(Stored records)
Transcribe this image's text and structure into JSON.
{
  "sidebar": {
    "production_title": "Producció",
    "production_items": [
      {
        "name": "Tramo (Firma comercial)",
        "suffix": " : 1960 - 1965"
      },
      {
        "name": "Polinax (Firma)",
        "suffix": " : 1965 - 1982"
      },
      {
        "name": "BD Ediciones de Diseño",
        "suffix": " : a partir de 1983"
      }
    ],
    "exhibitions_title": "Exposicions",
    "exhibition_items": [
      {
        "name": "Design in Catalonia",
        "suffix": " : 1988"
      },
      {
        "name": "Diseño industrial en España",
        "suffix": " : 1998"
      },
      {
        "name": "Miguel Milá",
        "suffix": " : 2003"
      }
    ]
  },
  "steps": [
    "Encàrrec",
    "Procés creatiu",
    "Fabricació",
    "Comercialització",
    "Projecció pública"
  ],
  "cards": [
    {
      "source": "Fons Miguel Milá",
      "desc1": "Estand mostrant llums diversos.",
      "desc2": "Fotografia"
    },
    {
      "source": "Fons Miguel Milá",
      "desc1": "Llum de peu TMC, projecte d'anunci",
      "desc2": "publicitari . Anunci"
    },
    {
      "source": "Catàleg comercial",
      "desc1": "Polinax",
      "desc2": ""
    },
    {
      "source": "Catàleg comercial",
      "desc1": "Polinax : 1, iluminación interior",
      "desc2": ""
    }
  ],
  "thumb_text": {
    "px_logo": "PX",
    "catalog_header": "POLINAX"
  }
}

GOAL: In the listing above, find the lines holding the word "Diseño" and copy them.

WRITTEN SOLUTION:
        "name": "BD Ediciones de Diseño",
        "name": "Diseño industrial en España",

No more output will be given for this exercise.